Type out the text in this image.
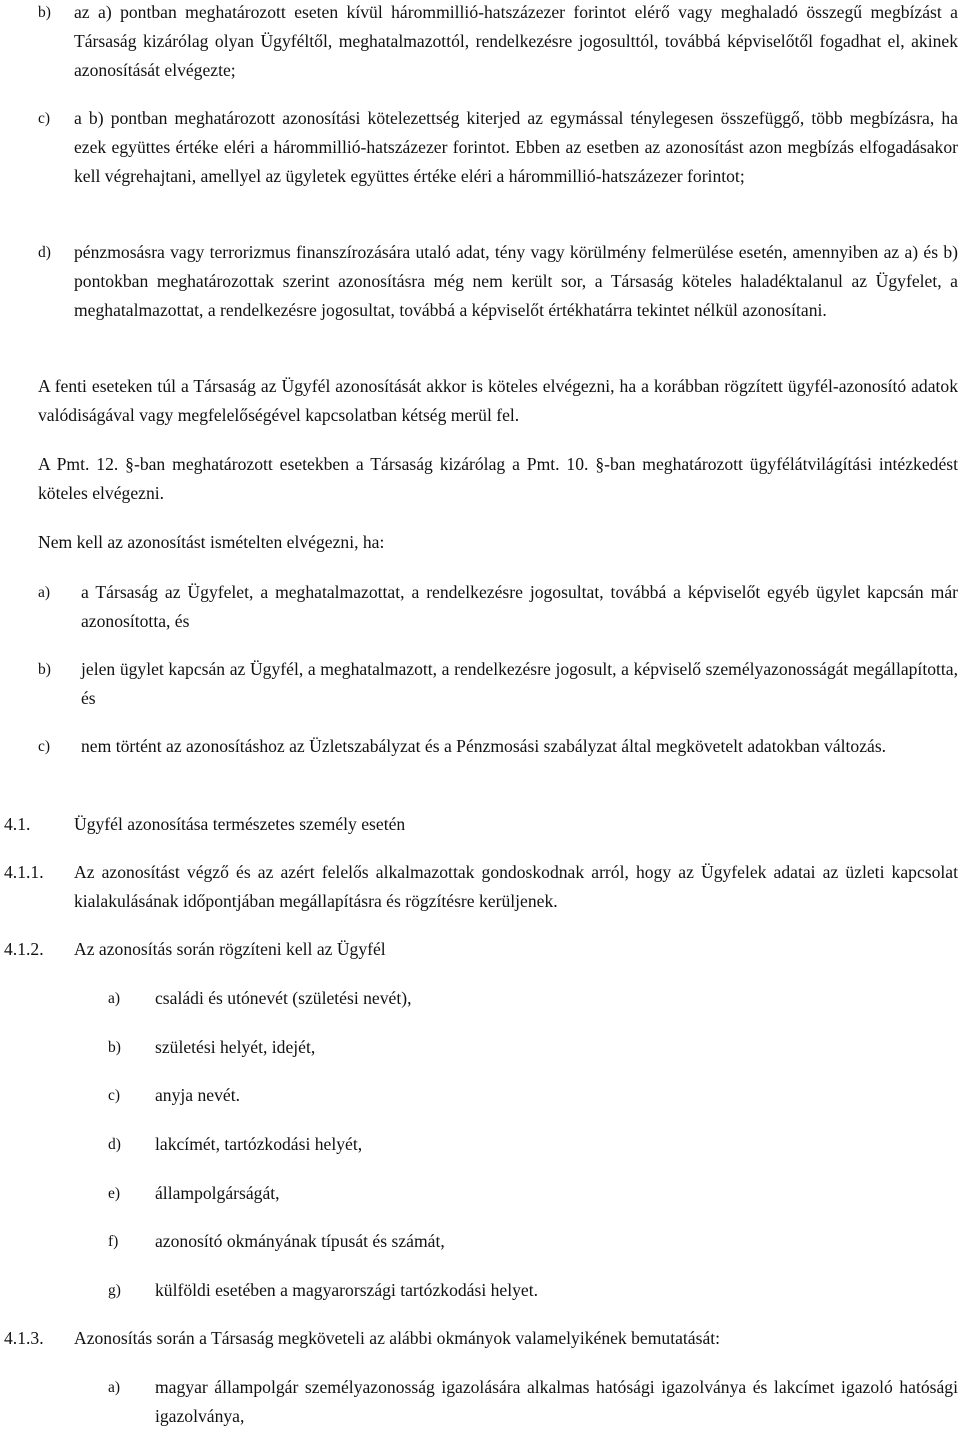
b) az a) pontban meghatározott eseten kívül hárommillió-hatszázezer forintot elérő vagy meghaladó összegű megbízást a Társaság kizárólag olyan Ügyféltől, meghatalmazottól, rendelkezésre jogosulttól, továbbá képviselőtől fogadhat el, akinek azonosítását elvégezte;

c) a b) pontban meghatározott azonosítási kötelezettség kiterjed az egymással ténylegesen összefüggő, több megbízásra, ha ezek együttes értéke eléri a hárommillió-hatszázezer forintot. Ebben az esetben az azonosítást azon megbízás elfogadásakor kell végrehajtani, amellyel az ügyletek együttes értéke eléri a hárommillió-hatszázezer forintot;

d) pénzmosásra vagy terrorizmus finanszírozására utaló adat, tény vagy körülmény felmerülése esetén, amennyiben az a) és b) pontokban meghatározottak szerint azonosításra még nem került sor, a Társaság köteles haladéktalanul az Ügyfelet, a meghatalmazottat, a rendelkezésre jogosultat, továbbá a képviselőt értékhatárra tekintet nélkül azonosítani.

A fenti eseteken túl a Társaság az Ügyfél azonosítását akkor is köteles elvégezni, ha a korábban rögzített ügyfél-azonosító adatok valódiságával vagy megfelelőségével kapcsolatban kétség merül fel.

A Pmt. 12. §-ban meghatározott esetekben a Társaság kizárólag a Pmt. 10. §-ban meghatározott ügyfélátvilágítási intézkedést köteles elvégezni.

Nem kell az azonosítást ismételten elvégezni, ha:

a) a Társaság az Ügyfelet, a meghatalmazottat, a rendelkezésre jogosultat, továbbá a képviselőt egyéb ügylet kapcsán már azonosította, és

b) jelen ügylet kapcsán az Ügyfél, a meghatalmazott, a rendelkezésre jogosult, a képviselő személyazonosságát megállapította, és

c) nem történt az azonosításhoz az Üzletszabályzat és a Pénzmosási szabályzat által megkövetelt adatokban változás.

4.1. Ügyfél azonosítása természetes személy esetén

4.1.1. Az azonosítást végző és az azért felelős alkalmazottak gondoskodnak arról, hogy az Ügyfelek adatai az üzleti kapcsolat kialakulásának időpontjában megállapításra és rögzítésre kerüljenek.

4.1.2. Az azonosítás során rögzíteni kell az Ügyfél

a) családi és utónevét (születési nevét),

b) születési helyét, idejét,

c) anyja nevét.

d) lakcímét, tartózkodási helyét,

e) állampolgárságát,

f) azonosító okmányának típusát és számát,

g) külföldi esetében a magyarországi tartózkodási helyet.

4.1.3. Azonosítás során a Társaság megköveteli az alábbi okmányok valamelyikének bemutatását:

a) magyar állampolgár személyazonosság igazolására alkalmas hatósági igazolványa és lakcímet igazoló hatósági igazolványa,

■ ■ ■ ■ ■

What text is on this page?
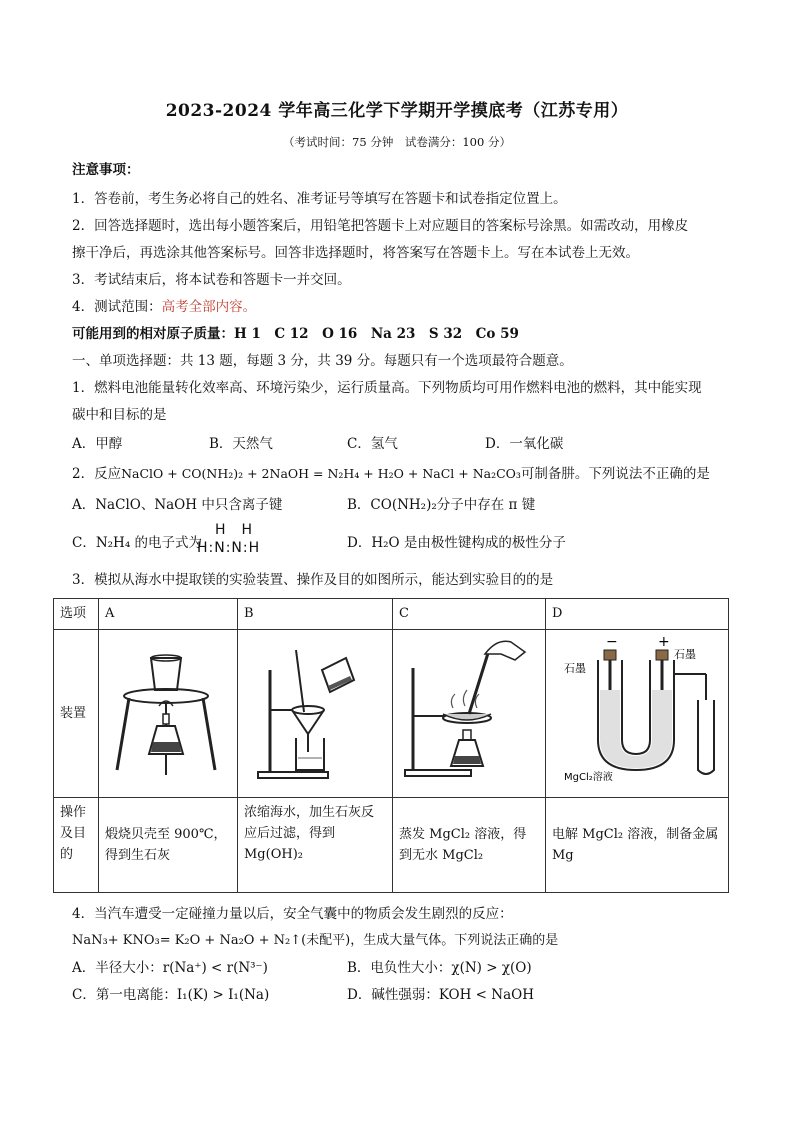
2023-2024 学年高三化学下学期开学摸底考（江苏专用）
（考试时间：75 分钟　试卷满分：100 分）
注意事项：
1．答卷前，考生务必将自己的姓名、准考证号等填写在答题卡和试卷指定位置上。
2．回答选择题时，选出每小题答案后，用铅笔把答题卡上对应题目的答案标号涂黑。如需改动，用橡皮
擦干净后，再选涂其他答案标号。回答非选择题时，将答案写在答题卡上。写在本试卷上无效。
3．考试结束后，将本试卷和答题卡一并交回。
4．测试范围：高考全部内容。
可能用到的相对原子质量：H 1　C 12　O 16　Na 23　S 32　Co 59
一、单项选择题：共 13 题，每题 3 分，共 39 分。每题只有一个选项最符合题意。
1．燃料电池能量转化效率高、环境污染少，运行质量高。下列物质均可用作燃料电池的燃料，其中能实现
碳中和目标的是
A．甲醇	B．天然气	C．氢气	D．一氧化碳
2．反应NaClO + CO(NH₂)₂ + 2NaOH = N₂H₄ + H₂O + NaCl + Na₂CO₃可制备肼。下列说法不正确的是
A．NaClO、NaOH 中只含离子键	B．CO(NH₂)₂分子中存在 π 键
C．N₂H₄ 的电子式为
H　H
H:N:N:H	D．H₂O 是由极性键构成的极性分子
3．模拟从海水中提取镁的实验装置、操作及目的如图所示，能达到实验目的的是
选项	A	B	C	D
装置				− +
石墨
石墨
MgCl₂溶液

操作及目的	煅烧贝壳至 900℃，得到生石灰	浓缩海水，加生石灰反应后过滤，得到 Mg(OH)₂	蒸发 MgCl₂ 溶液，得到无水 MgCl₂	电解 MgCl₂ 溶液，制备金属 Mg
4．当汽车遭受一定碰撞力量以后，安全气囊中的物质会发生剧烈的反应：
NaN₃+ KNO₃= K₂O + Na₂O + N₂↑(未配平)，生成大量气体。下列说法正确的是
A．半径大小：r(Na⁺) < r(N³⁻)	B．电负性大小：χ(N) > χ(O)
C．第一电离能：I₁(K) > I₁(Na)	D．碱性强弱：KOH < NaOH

■ ■ ■ ■ ■

● Task requirements: Copy every single line of the material above that holds "hatszázezer".

● Reply to the exercise:
b) az a) pontban meghatározott eseten kívül hárommillió-hatszázezer forintot elérő vagy meghaladó összegű megbízást a Társaság kizárólag olyan Ügyféltől, meghatalmazottól, rendelkezésre jogosulttól, továbbá képviselőtől fogadhat el, akinek azonosítását elvégezte;
c) a b) pontban meghatározott azonosítási kötelezettség kiterjed az egymással ténylegesen összefüggő, több megbízásra, ha ezek együttes értéke eléri a hárommillió-hatszázezer forintot. Ebben az esetben az azonosítást azon megbízás elfogadásakor kell végrehajtani, amellyel az ügyletek együttes értéke eléri a hárommillió-hatszázezer forintot;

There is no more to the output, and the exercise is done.